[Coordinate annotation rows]
>> begin
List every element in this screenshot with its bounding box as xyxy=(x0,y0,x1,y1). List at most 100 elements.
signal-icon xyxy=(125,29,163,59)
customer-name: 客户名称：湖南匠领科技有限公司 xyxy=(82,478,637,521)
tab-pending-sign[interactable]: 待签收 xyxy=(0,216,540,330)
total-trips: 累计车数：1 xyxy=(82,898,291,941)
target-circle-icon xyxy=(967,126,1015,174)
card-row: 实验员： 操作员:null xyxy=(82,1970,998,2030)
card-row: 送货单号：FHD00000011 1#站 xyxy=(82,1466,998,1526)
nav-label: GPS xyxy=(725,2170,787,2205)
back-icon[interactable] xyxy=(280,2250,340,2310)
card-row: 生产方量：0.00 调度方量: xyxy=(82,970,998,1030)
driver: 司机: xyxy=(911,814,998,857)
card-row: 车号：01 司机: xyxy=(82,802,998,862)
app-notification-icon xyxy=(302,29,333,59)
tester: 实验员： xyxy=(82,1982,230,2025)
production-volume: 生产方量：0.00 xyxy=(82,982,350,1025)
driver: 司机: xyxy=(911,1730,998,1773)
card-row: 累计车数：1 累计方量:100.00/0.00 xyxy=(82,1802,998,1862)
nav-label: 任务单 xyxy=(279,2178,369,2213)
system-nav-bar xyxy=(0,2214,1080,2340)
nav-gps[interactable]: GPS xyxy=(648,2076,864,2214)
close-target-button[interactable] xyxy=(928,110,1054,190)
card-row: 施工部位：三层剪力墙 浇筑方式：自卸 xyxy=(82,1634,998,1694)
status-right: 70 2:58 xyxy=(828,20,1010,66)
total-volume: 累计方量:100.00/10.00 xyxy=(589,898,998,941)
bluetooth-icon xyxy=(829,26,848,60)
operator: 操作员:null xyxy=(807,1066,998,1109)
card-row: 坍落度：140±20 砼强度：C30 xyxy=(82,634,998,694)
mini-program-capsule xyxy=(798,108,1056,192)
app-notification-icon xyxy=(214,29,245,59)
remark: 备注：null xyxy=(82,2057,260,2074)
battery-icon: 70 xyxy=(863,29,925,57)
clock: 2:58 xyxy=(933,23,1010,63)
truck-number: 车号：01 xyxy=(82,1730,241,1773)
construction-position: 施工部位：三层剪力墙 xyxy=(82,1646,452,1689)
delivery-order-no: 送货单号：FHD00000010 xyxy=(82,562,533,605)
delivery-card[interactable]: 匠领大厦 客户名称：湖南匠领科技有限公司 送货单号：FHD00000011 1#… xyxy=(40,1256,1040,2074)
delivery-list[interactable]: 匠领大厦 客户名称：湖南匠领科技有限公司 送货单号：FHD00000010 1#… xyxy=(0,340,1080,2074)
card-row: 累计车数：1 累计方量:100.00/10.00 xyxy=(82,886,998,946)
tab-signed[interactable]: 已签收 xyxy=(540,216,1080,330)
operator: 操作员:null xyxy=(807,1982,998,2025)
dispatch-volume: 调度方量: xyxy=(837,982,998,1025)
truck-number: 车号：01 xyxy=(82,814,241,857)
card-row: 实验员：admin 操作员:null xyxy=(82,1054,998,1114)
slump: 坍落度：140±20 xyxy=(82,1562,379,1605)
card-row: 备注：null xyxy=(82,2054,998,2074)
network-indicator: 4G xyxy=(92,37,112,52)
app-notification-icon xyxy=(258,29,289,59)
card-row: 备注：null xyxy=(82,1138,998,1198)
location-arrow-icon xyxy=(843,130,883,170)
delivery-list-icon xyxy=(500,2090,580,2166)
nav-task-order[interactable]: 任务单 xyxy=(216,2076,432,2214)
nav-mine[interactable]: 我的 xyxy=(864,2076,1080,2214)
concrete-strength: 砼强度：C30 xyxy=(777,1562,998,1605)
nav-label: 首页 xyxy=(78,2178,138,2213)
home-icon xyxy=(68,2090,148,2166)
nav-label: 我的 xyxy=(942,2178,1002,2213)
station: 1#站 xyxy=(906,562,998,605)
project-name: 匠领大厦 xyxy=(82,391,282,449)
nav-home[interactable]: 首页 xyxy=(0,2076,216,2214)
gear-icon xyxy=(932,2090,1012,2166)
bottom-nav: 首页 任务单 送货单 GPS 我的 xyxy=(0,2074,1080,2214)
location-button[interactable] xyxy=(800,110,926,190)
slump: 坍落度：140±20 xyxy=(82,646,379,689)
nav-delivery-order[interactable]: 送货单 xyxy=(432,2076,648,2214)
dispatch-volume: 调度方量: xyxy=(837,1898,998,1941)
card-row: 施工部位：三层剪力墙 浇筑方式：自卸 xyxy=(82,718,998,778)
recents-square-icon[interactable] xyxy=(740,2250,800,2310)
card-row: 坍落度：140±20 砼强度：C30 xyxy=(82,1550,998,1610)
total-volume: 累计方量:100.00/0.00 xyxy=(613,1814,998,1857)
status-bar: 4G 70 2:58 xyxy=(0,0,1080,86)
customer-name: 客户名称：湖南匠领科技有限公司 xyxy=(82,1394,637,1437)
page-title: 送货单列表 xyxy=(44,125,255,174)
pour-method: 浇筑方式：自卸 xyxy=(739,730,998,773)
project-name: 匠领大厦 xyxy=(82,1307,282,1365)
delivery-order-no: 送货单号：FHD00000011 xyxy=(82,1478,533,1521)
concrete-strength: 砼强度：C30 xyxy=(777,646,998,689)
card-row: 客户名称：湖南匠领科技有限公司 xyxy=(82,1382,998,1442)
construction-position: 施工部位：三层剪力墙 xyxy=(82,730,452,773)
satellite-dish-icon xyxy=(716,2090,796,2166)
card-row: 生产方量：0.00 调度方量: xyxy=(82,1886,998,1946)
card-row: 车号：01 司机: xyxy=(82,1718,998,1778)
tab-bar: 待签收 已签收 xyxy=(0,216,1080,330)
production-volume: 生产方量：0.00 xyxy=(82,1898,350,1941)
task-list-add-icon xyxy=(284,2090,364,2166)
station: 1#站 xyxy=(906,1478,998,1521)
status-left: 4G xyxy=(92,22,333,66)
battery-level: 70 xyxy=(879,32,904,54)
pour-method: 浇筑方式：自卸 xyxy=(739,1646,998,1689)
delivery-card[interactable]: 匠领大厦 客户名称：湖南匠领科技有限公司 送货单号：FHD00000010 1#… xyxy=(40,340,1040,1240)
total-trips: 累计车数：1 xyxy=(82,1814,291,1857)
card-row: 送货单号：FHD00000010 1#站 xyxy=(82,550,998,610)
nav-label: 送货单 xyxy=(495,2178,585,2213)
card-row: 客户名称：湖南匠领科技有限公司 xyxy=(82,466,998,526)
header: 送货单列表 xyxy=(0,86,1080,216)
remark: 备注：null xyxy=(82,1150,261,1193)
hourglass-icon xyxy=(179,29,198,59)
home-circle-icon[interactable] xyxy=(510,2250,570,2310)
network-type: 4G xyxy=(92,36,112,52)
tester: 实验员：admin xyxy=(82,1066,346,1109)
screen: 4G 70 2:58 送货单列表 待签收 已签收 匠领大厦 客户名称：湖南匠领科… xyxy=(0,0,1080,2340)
>> end
▶ _Directions_
Copy out every line of these rows without any change.

▶ _Solved exercise_
List every element in this screenshot with its bounding box as xyxy=(x0,y0,x1,y1). List at most 100 elements.
signal-icon xyxy=(125,29,163,59)
customer-name: 客户名称：湖南匠领科技有限公司 xyxy=(82,478,637,521)
tab-pending-sign[interactable]: 待签收 xyxy=(0,216,540,330)
total-trips: 累计车数：1 xyxy=(82,898,291,941)
target-circle-icon xyxy=(967,126,1015,174)
card-row: 实验员： 操作员:null xyxy=(82,1970,998,2030)
card-row: 送货单号：FHD00000011 1#站 xyxy=(82,1466,998,1526)
nav-label: GPS xyxy=(725,2170,787,2205)
back-icon[interactable] xyxy=(280,2250,340,2310)
card-row: 生产方量：0.00 调度方量: xyxy=(82,970,998,1030)
driver: 司机: xyxy=(911,814,998,857)
card-row: 车号：01 司机: xyxy=(82,802,998,862)
app-notification-icon xyxy=(302,29,333,59)
tester: 实验员： xyxy=(82,1982,230,2025)
production-volume: 生产方量：0.00 xyxy=(82,982,350,1025)
driver: 司机: xyxy=(911,1730,998,1773)
card-row: 累计车数：1 累计方量:100.00/0.00 xyxy=(82,1802,998,1862)
nav-label: 任务单 xyxy=(279,2178,369,2213)
system-nav-bar xyxy=(0,2214,1080,2340)
nav-gps[interactable]: GPS xyxy=(648,2076,864,2214)
close-target-button[interactable] xyxy=(928,110,1054,190)
card-row: 施工部位：三层剪力墙 浇筑方式：自卸 xyxy=(82,1634,998,1694)
status-right: 70 2:58 xyxy=(828,20,1010,66)
total-volume: 累计方量:100.00/10.00 xyxy=(589,898,998,941)
bluetooth-icon xyxy=(829,26,848,60)
operator: 操作员:null xyxy=(807,1066,998,1109)
card-row: 坍落度：140±20 砼强度：C30 xyxy=(82,634,998,694)
mini-program-capsule xyxy=(798,108,1056,192)
app-notification-icon xyxy=(214,29,245,59)
remark: 备注：null xyxy=(82,2057,260,2074)
battery-icon: 70 xyxy=(863,29,925,57)
clock: 2:58 xyxy=(933,23,1010,63)
truck-number: 车号：01 xyxy=(82,1730,241,1773)
construction-position: 施工部位：三层剪力墙 xyxy=(82,1646,452,1689)
delivery-order-no: 送货单号：FHD00000010 xyxy=(82,562,533,605)
delivery-card[interactable]: 匠领大厦 客户名称：湖南匠领科技有限公司 送货单号：FHD00000011 1#… xyxy=(40,1256,1040,2074)
delivery-list[interactable]: 匠领大厦 客户名称：湖南匠领科技有限公司 送货单号：FHD00000010 1#… xyxy=(0,340,1080,2074)
card-row: 累计车数：1 累计方量:100.00/10.00 xyxy=(82,886,998,946)
tab-signed[interactable]: 已签收 xyxy=(540,216,1080,330)
operator: 操作员:null xyxy=(807,1982,998,2025)
dispatch-volume: 调度方量: xyxy=(837,982,998,1025)
truck-number: 车号：01 xyxy=(82,814,241,857)
card-row: 实验员：admin 操作员:null xyxy=(82,1054,998,1114)
slump: 坍落度：140±20 xyxy=(82,1562,379,1605)
card-row: 备注：null xyxy=(82,2054,998,2074)
network-indicator: 4G xyxy=(92,37,112,52)
app-notification-icon xyxy=(258,29,289,59)
card-row: 备注：null xyxy=(82,1138,998,1198)
location-arrow-icon xyxy=(843,130,883,170)
delivery-list-icon xyxy=(500,2090,580,2166)
nav-task-order[interactable]: 任务单 xyxy=(216,2076,432,2214)
nav-mine[interactable]: 我的 xyxy=(864,2076,1080,2214)
concrete-strength: 砼强度：C30 xyxy=(777,1562,998,1605)
nav-label: 首页 xyxy=(78,2178,138,2213)
home-icon xyxy=(68,2090,148,2166)
nav-label: 我的 xyxy=(942,2178,1002,2213)
station: 1#站 xyxy=(906,562,998,605)
project-name: 匠领大厦 xyxy=(82,391,282,449)
nav-home[interactable]: 首页 xyxy=(0,2076,216,2214)
gear-icon xyxy=(932,2090,1012,2166)
bottom-nav: 首页 任务单 送货单 GPS 我的 xyxy=(0,2074,1080,2214)
location-button[interactable] xyxy=(800,110,926,190)
slump: 坍落度：140±20 xyxy=(82,646,379,689)
nav-delivery-order[interactable]: 送货单 xyxy=(432,2076,648,2214)
dispatch-volume: 调度方量: xyxy=(837,1898,998,1941)
card-row: 施工部位：三层剪力墙 浇筑方式：自卸 xyxy=(82,718,998,778)
recents-square-icon[interactable] xyxy=(740,2250,800,2310)
card-row: 坍落度：140±20 砼强度：C30 xyxy=(82,1550,998,1610)
total-volume: 累计方量:100.00/0.00 xyxy=(613,1814,998,1857)
status-bar: 4G 70 2:58 xyxy=(0,0,1080,86)
customer-name: 客户名称：湖南匠领科技有限公司 xyxy=(82,1394,637,1437)
page-title: 送货单列表 xyxy=(44,125,255,174)
pour-method: 浇筑方式：自卸 xyxy=(739,730,998,773)
project-name: 匠领大厦 xyxy=(82,1307,282,1365)
delivery-order-no: 送货单号：FHD00000011 xyxy=(82,1478,533,1521)
concrete-strength: 砼强度：C30 xyxy=(777,646,998,689)
card-row: 客户名称：湖南匠领科技有限公司 xyxy=(82,1382,998,1442)
construction-position: 施工部位：三层剪力墙 xyxy=(82,730,452,773)
satellite-dish-icon xyxy=(716,2090,796,2166)
card-row: 生产方量：0.00 调度方量: xyxy=(82,1886,998,1946)
card-row: 车号：01 司机: xyxy=(82,1718,998,1778)
tab-bar: 待签收 已签收 xyxy=(0,216,1080,330)
production-volume: 生产方量：0.00 xyxy=(82,1898,350,1941)
task-list-add-icon xyxy=(284,2090,364,2166)
station: 1#站 xyxy=(906,1478,998,1521)
status-left: 4G xyxy=(92,22,333,66)
battery-level: 70 xyxy=(879,32,904,54)
pour-method: 浇筑方式：自卸 xyxy=(739,1646,998,1689)
delivery-card[interactable]: 匠领大厦 客户名称：湖南匠领科技有限公司 送货单号：FHD00000010 1#… xyxy=(40,340,1040,1240)
total-trips: 累计车数：1 xyxy=(82,1814,291,1857)
card-row: 送货单号：FHD00000010 1#站 xyxy=(82,550,998,610)
nav-label: 送货单 xyxy=(495,2178,585,2213)
card-row: 客户名称：湖南匠领科技有限公司 xyxy=(82,466,998,526)
header: 送货单列表 xyxy=(0,86,1080,216)
remark: 备注：null xyxy=(82,1150,261,1193)
hourglass-icon xyxy=(179,29,198,59)
home-circle-icon[interactable] xyxy=(510,2250,570,2310)
network-type: 4G xyxy=(92,36,112,52)
tester: 实验员：admin xyxy=(82,1066,346,1109)
screen: 4G 70 2:58 送货单列表 待签收 已签收 匠领大厦 客户名称：湖南匠领科… xyxy=(0,0,1080,2340)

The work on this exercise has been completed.